• What you should do: Without altering anything, output the material below.

════════════════

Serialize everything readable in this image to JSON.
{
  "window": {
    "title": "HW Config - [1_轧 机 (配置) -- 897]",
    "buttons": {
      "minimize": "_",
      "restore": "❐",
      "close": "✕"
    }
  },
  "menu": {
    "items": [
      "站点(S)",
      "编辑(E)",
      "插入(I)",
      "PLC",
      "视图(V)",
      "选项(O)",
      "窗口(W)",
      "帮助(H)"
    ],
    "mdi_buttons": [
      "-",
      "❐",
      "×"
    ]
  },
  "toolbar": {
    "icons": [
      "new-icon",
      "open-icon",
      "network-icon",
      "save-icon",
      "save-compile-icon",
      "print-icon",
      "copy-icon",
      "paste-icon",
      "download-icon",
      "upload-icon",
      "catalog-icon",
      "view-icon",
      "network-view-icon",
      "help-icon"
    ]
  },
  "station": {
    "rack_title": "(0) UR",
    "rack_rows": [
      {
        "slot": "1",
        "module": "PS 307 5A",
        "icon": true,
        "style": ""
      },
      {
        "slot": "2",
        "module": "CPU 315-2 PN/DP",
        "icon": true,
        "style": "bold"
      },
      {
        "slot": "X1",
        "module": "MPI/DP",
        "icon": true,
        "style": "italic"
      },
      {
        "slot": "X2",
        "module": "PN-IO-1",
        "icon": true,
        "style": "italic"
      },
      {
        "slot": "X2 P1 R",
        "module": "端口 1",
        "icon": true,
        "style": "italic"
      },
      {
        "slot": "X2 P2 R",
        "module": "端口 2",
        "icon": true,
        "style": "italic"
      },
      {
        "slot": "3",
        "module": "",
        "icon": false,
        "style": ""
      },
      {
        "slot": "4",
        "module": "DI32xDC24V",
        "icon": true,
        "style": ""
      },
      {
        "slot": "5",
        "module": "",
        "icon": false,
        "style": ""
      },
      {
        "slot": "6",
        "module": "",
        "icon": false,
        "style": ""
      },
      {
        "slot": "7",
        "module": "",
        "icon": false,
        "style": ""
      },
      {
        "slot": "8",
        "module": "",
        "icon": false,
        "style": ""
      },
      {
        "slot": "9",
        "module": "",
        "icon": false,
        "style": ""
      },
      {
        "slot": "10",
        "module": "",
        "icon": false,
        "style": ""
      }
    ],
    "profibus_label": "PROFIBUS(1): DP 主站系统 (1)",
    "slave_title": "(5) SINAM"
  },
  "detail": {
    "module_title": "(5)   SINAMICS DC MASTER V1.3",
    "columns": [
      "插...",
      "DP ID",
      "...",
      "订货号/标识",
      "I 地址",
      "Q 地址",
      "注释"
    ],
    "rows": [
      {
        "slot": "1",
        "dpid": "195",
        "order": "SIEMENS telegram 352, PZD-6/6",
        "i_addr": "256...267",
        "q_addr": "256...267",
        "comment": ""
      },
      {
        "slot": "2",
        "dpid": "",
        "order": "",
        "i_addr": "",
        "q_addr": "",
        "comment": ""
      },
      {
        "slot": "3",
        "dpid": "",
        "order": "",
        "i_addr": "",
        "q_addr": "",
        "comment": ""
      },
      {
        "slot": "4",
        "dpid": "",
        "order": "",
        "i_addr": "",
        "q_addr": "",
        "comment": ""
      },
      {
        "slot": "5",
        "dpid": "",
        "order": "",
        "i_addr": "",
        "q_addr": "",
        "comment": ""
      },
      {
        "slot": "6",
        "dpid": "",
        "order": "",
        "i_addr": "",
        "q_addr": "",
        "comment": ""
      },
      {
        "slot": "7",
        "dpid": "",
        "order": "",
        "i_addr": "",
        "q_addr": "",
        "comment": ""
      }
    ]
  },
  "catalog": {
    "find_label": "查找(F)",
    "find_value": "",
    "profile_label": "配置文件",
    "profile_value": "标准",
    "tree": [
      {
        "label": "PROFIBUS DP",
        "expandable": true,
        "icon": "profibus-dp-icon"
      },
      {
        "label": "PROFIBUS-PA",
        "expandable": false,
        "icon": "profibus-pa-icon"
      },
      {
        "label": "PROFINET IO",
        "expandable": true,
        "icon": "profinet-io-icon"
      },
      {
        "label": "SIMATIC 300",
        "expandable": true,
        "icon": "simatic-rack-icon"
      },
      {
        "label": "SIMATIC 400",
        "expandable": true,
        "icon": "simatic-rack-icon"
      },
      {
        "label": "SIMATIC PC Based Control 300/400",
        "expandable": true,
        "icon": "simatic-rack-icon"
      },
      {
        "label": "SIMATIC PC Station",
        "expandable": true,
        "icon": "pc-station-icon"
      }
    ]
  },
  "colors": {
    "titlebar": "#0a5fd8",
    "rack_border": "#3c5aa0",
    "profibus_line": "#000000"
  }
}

════════════════

• Expected answer:
Serialize everything readable in this image to JSON.
{
  "window": {
    "title": "HW Config - [1_轧 机 (配置) -- 897]",
    "buttons": {
      "minimize": "_",
      "restore": "❐",
      "close": "✕"
    }
  },
  "menu": {
    "items": [
      "站点(S)",
      "编辑(E)",
      "插入(I)",
      "PLC",
      "视图(V)",
      "选项(O)",
      "窗口(W)",
      "帮助(H)"
    ],
    "mdi_buttons": [
      "-",
      "❐",
      "×"
    ]
  },
  "toolbar": {
    "icons": [
      "new-icon",
      "open-icon",
      "network-icon",
      "save-icon",
      "save-compile-icon",
      "print-icon",
      "copy-icon",
      "paste-icon",
      "download-icon",
      "upload-icon",
      "catalog-icon",
      "view-icon",
      "network-view-icon",
      "help-icon"
    ]
  },
  "station": {
    "rack_title": "(0) UR",
    "rack_rows": [
      {
        "slot": "1",
        "module": "PS 307 5A",
        "icon": true,
        "style": ""
      },
      {
        "slot": "2",
        "module": "CPU 315-2 PN/DP",
        "icon": true,
        "style": "bold"
      },
      {
        "slot": "X1",
        "module": "MPI/DP",
        "icon": true,
        "style": "italic"
      },
      {
        "slot": "X2",
        "module": "PN-IO-1",
        "icon": true,
        "style": "italic"
      },
      {
        "slot": "X2 P1 R",
        "module": "端口 1",
        "icon": true,
        "style": "italic"
      },
      {
        "slot": "X2 P2 R",
        "module": "端口 2",
        "icon": true,
        "style": "italic"
      },
      {
        "slot": "3",
        "module": "",
        "icon": false,
        "style": ""
      },
      {
        "slot": "4",
        "module": "DI32xDC24V",
        "icon": true,
        "style": ""
      },
      {
        "slot": "5",
        "module": "",
        "icon": false,
        "style": ""
      },
      {
        "slot": "6",
        "module": "",
        "icon": false,
        "style": ""
      },
      {
        "slot": "7",
        "module": "",
        "icon": false,
        "style": ""
      },
      {
        "slot": "8",
        "module": "",
        "icon": false,
        "style": ""
      },
      {
        "slot": "9",
        "module": "",
        "icon": false,
        "style": ""
      },
      {
        "slot": "10",
        "module": "",
        "icon": false,
        "style": ""
      }
    ],
    "profibus_label": "PROFIBUS(1): DP 主站系统 (1)",
    "slave_title": "(5) SINAM"
  },
  "detail": {
    "module_title": "(5)   SINAMICS DC MASTER V1.3",
    "columns": [
      "插...",
      "DP ID",
      "...",
      "订货号/标识",
      "I 地址",
      "Q 地址",
      "注释"
    ],
    "rows": [
      {
        "slot": "1",
        "dpid": "195",
        "order": "SIEMENS telegram 352, PZD-6/6",
        "i_addr": "256...267",
        "q_addr": "256...267",
        "comment": ""
      },
      {
        "slot": "2",
        "dpid": "",
        "order": "",
        "i_addr": "",
        "q_addr": "",
        "comment": ""
      },
      {
        "slot": "3",
        "dpid": "",
        "order": "",
        "i_addr": "",
        "q_addr": "",
        "comment": ""
      },
      {
        "slot": "4",
        "dpid": "",
        "order": "",
        "i_addr": "",
        "q_addr": "",
        "comment": ""
      },
      {
        "slot": "5",
        "dpid": "",
        "order": "",
        "i_addr": "",
        "q_addr": "",
        "comment": ""
      },
      {
        "slot": "6",
        "dpid": "",
        "order": "",
        "i_addr": "",
        "q_addr": "",
        "comment": ""
      },
      {
        "slot": "7",
        "dpid": "",
        "order": "",
        "i_addr": "",
        "q_addr": "",
        "comment": ""
      }
    ]
  },
  "catalog": {
    "find_label": "查找(F)",
    "find_value": "",
    "profile_label": "配置文件",
    "profile_value": "标准",
    "tree": [
      {
        "label": "PROFIBUS DP",
        "expandable": true,
        "icon": "profibus-dp-icon"
      },
      {
        "label": "PROFIBUS-PA",
        "expandable": false,
        "icon": "profibus-pa-icon"
      },
      {
        "label": "PROFINET IO",
        "expandable": true,
        "icon": "profinet-io-icon"
      },
      {
        "label": "SIMATIC 300",
        "expandable": true,
        "icon": "simatic-rack-icon"
      },
      {
        "label": "SIMATIC 400",
        "expandable": true,
        "icon": "simatic-rack-icon"
      },
      {
        "label": "SIMATIC PC Based Control 300/400",
        "expandable": true,
        "icon": "simatic-rack-icon"
      },
      {
        "label": "SIMATIC PC Station",
        "expandable": true,
        "icon": "pc-station-icon"
      }
    ]
  },
  "colors": {
    "titlebar": "#0a5fd8",
    "rack_border": "#3c5aa0",
    "profibus_line": "#000000"
  }
}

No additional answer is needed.